··· GIVEN RECORDS

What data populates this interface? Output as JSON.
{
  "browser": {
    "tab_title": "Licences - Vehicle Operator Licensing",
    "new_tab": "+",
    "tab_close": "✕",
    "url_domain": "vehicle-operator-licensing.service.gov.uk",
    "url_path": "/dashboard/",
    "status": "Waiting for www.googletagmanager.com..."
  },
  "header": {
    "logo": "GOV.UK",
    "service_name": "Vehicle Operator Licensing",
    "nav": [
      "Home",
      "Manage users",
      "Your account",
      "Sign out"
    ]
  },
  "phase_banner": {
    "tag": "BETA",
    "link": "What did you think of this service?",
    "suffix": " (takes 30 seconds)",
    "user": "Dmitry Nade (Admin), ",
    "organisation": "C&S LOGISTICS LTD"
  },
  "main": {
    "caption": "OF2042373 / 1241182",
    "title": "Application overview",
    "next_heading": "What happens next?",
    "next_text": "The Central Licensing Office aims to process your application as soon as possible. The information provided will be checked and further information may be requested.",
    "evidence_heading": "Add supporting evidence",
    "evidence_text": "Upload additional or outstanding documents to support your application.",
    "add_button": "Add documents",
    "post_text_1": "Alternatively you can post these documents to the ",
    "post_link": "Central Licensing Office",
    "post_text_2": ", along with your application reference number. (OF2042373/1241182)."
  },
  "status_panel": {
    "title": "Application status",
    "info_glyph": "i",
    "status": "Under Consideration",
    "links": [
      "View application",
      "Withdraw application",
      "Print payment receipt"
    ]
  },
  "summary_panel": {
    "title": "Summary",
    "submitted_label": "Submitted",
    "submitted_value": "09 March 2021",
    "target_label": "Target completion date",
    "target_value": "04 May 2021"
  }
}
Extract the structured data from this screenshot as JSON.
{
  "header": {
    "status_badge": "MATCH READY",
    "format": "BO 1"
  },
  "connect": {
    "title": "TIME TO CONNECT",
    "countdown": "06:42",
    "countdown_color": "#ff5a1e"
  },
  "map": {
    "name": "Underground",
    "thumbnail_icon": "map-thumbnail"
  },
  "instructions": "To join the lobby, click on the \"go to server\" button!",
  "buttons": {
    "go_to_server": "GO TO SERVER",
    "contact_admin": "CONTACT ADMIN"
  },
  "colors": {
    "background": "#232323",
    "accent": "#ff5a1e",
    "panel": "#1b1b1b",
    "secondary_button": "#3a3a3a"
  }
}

······

WHAT IS REQUIRED: Reproduce only the lines from the line containing "Extract the structured" to the last line of the material above, both of those lines included.

RESPONSE FOR THIS EXERCISE:
Extract the structured data from this screenshot as JSON.
{
  "header": {
    "status_badge": "MATCH READY",
    "format": "BO 1"
  },
  "connect": {
    "title": "TIME TO CONNECT",
    "countdown": "06:42",
    "countdown_color": "#ff5a1e"
  },
  "map": {
    "name": "Underground",
    "thumbnail_icon": "map-thumbnail"
  },
  "instructions": "To join the lobby, click on the \"go to server\" button!",
  "buttons": {
    "go_to_server": "GO TO SERVER",
    "contact_admin": "CONTACT ADMIN"
  },
  "colors": {
    "background": "#232323",
    "accent": "#ff5a1e",
    "panel": "#1b1b1b",
    "secondary_button": "#3a3a3a"
  }
}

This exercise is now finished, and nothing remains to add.